* BEGIN DATA RECORDS *
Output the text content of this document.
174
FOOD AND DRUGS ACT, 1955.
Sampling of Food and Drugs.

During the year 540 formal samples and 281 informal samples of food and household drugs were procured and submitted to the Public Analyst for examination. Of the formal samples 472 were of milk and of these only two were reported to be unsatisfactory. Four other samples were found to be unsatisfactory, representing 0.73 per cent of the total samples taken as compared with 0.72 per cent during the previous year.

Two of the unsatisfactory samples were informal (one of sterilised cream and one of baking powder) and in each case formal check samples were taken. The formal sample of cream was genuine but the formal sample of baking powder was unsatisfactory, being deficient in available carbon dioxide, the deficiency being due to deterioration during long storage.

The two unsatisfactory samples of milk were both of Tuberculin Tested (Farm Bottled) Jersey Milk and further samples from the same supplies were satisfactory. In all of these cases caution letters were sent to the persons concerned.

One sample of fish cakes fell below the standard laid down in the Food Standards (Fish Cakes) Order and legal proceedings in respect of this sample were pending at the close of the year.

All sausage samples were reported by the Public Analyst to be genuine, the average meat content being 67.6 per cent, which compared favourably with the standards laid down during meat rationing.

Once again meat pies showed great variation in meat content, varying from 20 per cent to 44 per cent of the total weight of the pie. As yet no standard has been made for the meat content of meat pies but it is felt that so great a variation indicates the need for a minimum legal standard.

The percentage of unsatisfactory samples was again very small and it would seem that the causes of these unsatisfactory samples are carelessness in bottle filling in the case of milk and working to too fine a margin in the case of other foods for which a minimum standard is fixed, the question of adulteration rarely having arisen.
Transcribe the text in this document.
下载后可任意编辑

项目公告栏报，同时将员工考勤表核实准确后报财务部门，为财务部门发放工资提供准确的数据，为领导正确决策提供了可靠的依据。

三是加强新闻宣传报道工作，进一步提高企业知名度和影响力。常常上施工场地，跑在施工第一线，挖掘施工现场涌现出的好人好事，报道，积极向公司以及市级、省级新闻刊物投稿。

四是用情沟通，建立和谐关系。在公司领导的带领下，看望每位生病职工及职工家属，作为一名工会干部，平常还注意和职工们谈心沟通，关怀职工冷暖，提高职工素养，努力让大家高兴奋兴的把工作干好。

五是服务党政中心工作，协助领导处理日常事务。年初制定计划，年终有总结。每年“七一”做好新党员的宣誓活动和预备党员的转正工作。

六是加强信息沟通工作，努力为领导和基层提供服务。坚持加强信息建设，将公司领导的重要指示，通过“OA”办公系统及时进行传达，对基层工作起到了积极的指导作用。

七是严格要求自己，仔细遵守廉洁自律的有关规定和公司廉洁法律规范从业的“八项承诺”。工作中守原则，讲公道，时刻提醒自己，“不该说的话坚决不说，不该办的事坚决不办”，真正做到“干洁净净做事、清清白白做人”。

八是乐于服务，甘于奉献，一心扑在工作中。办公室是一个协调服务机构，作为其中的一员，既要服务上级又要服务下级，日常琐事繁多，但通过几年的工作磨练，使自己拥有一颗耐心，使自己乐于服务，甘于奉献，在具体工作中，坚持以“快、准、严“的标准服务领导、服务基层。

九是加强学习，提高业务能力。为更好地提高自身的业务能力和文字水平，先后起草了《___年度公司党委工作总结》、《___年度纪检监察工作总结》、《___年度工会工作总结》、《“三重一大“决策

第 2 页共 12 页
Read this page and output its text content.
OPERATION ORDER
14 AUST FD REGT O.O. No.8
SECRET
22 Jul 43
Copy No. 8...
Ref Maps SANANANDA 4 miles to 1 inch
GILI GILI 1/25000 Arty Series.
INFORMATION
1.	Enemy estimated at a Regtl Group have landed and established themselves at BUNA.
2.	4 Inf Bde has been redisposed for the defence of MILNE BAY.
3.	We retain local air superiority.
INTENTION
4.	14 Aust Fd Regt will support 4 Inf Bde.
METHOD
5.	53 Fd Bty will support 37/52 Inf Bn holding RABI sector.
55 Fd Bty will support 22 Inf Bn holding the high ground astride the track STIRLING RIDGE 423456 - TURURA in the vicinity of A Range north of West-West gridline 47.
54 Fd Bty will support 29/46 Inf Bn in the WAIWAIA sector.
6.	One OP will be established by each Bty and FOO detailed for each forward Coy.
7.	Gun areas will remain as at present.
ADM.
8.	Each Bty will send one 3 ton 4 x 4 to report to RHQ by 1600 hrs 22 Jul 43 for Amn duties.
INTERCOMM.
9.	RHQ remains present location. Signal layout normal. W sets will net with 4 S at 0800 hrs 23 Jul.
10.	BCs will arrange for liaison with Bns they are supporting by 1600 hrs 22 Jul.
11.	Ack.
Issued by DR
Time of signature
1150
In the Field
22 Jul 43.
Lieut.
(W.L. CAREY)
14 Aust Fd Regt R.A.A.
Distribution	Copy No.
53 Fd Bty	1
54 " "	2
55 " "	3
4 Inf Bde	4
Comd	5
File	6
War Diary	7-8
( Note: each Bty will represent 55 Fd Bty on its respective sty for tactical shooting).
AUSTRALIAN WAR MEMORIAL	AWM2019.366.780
* END DATA RECORDS *
▶ _THE REQUEST_: Note how many lines in the material hold the word "established", and give that number with nothing added.

▶ _ANSWER TO THIS TASK_: 2